» **INSTRUCTIONS TO FOLLOW**
Return each line of the data below exactly, omitting any pictures.

(Excerpts from a figure dataset)
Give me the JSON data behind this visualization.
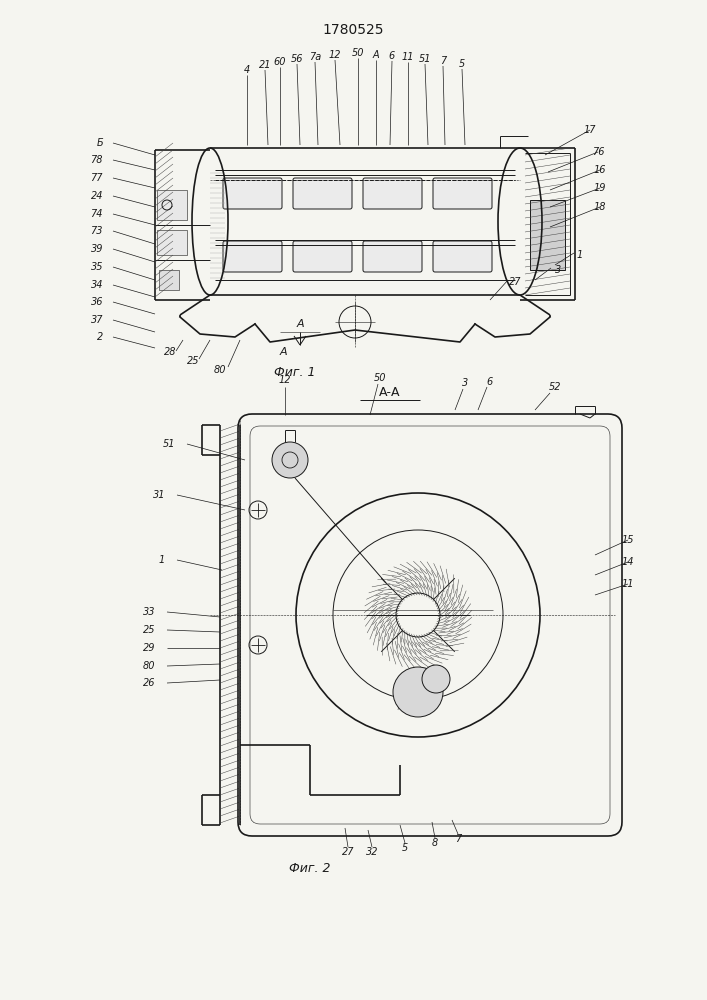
{
  "title": "1780525",
  "fig1_caption": "Фиг. 1",
  "fig2_caption": "Фиг. 2",
  "bg_color": "#f5f5f0",
  "line_color": "#1a1a1a",
  "hatch_color": "#444444",
  "title_fontsize": 10,
  "label_fontsize": 7,
  "caption_fontsize": 9
}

» **CORRECT OUTPUT**
Give me the JSON data behind this visualization.
{
  "title": "1780525",
  "fig1_caption": "Фиг. 1",
  "fig2_caption": "Фиг. 2",
  "bg_color": "#f5f5f0",
  "line_color": "#1a1a1a",
  "hatch_color": "#444444",
  "title_fontsize": 10,
  "label_fontsize": 7,
  "caption_fontsize": 9
}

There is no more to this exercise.